Menurut pria kelahiran Semarang 2 November 1963 yang menempuh studi S2 Bidang Nutrisi dan Makanan Ternak di Institut Pertanian Bogor (IPB), dan Fisiologi Hewan di University of The Ryukyus Jepang ini, suplemen pakan ternak ruminansia seperti: sapi pedaging, sapi perah, kerbau, kambing, dan domba, di Indonesia masih relatif jarang diproduksi. Produk impor yang harganya relatif mahal masih menjadi andalan. Padahal pakan ternak merupakan komponen penting dalam usaha peternakan.
Prihatin dengan kondisi tersebut, Bambang WHEP yang menekuni bidang keahlian teknologi pakan dan menyatakan sebagai praktisi Feedlot (penggemukan) berupaya mengembangkan formula suplemen pakan ternak untuk ruminansia agar usaha ternak di Indonesia bisa lebih kompetitif. Perlu diketahui, suplemen pakan ternak impor harganya, padahal komponen pakan mengambil porsi besar dari keseluruhan budidaya ternak.

# [TUGAS ANDA]
Tuliskan lagi seluruh kutipan tentang suplemen pakan ternak di atas, sama persis kata demi kata. Entri-entri ini sama sekali tidak dipakai.

# [DAFTAR ENTRI]
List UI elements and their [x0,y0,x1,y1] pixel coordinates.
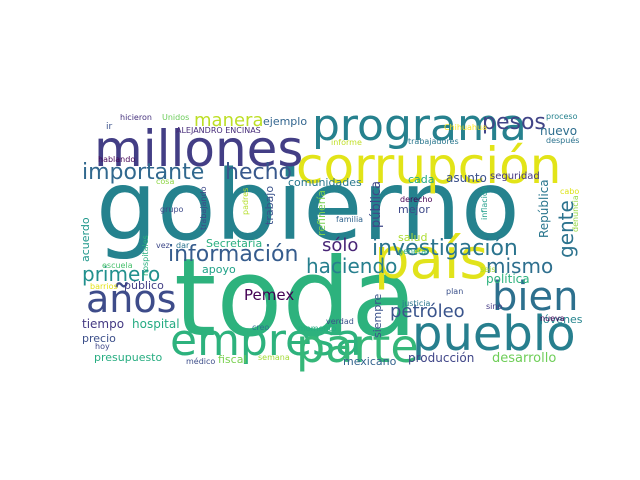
word: dar [176,241,190,250]
word: empresa [170,315,362,366]
word: ALEJANDRO ENCINAS [176,126,261,135]
word: Secretaría [206,237,263,250]
word: barrios [90,282,118,291]
word: derecho [400,195,433,204]
word: público [124,279,164,292]
word: momento [298,324,337,333]
word: médico [186,357,216,366]
word: presupuesto [94,351,163,364]
word: hecho [225,160,292,185]
word: escuela [102,261,133,270]
word: seguridad [490,171,540,182]
word: después [546,136,580,145]
word: petróleo [390,301,465,322]
word: nueva [540,314,565,323]
word: acuerdo [79,217,92,262]
word: seis [480,265,496,274]
word: verdad [326,317,354,326]
word: bien [492,274,579,320]
word: hospitales [141,235,150,276]
word: gobierno [96,150,520,262]
word: trabajadores [408,137,459,146]
word: sólo [322,235,359,256]
word: siempre [371,293,384,338]
word: comunidades [288,176,362,189]
word: semana [258,353,290,362]
word: refinería [315,189,328,236]
word: país [374,227,489,292]
word: padres [241,187,250,215]
word: fiscal [218,353,247,366]
word: sino [486,302,503,311]
word: hablando [98,155,136,164]
word: vez [156,241,170,250]
word: información [168,242,299,267]
word: mexicano [343,355,397,368]
word: ejemplo [263,115,308,128]
word: creo [252,323,270,332]
word: República [537,179,551,238]
word: desarrollo [492,351,557,366]
word: general [398,247,429,256]
word: pesos [482,110,546,135]
word: manera [194,110,264,131]
word: investigación [372,236,518,261]
word: familia [336,215,364,224]
word: años [86,277,177,321]
word: ir [106,122,113,132]
word: precio [82,332,116,345]
word: mejor [398,203,430,216]
word: política [486,272,530,286]
word: producción [408,351,475,365]
word: salud [398,231,428,244]
word: haciendo [306,254,398,278]
word: Pemex [244,286,295,304]
word: plan [446,287,464,296]
word: pueblo [412,306,576,362]
word: millones [94,120,304,178]
word: Chihuahua [444,123,487,132]
word: mismo [486,254,554,278]
word: asunto [446,171,487,185]
word: cada [408,173,435,186]
word: trabajando [199,186,208,230]
word: justicia [402,299,431,308]
word: parte [296,319,419,373]
word: nuevo [540,124,578,138]
word: proceso [546,112,578,121]
word: hoy [95,342,110,351]
word: corrupción [296,137,562,195]
word: inflación [480,186,489,220]
word: cosa [156,177,175,186]
word: jóvenes [540,313,583,326]
word: grupo [160,205,184,214]
word: primero [82,262,161,286]
word: hospital [132,317,180,331]
word: cabo [560,187,580,196]
word: trabajo [263,185,276,225]
word: apoyo [202,263,236,276]
word: hicieron [120,113,152,122]
word: pública [369,180,384,228]
word: informe [331,138,362,147]
word: importante [82,160,205,185]
word: denuncia [571,195,580,232]
word: toda [174,236,418,361]
word: programa [312,100,527,151]
word: tiempo [82,317,125,331]
word: Unidos [162,113,190,122]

# [PENYELESAIAN]
Menurut pria kelahiran Semarang 2 November 1963 yang menempuh studi S2 Bidang Nutrisi dan Makanan Ternak di Institut Pertanian Bogor (IPB), dan Fisiologi Hewan di University of The Ryukyus Jepang ini, suplemen pakan ternak ruminansia seperti: sapi pedaging, sapi perah, kerbau, kambing, dan domba, di Indonesia masih relatif jarang diproduksi. Produk impor yang harganya relatif mahal masih menjadi andalan. Padahal pakan ternak merupakan komponen penting dalam usaha peternakan.
Prihatin dengan kondisi tersebut, Bambang WHEP yang menekuni bidang keahlian teknologi pakan dan menyatakan sebagai praktisi Feedlot (penggemukan) berupaya mengembangkan formula suplemen pakan ternak untuk ruminansia agar usaha ternak di Indonesia bisa lebih kompetitif. Perlu diketahui, suplemen pakan ternak impor harganya, padahal komponen pakan mengambil porsi besar dari keseluruhan budidaya ternak.